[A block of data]
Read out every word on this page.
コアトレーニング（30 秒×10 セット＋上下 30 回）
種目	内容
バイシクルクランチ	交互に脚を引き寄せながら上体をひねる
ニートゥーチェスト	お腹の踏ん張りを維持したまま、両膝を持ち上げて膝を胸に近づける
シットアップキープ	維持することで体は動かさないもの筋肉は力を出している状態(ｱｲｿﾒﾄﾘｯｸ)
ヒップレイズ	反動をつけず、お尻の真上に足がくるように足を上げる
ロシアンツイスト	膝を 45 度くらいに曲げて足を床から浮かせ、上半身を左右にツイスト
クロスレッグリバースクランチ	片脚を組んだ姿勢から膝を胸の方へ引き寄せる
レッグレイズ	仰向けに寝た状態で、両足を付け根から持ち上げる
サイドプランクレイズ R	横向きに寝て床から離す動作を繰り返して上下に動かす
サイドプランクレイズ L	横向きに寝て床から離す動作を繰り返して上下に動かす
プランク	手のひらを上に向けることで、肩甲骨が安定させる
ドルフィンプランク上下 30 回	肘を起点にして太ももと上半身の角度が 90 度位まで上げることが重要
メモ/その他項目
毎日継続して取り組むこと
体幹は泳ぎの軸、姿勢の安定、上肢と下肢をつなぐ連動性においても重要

» **JOB**
Work out how many lines in the entries hold the string "横向きに寝て床から離す動作を繰り返して上下に動かす". Your answer should consist solely of that number.

» **WRITTEN SOLUTION**
2